Copy out each line in the material below that has the word "text".

▬▬▬▬▬▬

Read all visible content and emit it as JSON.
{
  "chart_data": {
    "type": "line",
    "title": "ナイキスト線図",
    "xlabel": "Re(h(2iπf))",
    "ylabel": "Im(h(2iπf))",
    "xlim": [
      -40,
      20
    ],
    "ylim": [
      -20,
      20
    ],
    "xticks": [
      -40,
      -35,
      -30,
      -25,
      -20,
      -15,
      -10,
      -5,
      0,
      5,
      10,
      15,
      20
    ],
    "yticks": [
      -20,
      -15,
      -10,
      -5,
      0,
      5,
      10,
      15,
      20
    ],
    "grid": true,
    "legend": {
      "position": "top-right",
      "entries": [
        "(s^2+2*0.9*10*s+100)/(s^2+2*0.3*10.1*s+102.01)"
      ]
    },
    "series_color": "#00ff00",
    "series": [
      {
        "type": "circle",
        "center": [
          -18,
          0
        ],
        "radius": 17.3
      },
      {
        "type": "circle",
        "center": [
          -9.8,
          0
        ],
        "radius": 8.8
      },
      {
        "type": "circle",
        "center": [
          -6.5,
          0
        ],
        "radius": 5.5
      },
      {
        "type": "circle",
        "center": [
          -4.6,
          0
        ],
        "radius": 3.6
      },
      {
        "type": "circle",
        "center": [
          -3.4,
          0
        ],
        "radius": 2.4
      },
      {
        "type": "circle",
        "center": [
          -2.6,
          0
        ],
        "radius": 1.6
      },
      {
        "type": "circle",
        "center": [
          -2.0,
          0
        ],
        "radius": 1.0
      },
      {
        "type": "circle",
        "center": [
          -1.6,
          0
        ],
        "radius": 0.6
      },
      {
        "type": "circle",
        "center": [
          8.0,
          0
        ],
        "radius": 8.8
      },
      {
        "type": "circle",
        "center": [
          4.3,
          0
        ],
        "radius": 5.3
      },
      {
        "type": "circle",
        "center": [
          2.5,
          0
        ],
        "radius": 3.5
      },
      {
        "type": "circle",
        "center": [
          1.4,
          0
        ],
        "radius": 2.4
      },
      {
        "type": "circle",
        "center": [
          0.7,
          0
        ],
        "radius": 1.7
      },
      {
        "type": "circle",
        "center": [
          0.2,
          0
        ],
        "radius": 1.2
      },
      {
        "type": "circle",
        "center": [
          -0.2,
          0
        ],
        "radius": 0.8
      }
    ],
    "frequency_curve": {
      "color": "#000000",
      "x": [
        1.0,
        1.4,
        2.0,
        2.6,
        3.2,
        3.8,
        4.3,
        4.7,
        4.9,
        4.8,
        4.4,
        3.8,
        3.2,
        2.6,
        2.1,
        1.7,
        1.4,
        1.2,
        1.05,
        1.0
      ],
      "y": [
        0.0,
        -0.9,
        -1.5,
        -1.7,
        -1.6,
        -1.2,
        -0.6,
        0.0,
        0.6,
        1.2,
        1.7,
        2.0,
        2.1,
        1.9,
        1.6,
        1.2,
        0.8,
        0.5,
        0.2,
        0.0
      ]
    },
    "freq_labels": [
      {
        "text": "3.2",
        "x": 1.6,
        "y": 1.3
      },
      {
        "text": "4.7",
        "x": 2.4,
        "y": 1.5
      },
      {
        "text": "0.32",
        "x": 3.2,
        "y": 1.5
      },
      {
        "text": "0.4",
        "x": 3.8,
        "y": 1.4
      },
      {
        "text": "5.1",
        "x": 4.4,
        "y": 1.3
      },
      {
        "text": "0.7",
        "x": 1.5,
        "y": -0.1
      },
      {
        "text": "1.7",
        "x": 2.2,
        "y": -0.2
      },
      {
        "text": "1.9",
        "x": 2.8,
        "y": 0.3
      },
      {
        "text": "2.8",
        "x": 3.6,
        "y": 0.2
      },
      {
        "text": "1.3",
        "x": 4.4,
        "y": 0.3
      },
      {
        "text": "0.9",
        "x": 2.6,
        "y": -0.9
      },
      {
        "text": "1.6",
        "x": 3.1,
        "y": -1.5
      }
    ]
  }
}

▬▬▬▬▬▬

▸ The reply
        "text": "3.2",
        "text": "4.7",
        "text": "0.32",
        "text": "0.4",
        "text": "5.1",
        "text": "0.7",
        "text": "1.7",
        "text": "1.9",
        "text": "2.8",
        "text": "1.3",
        "text": "0.9",
        "text": "1.6",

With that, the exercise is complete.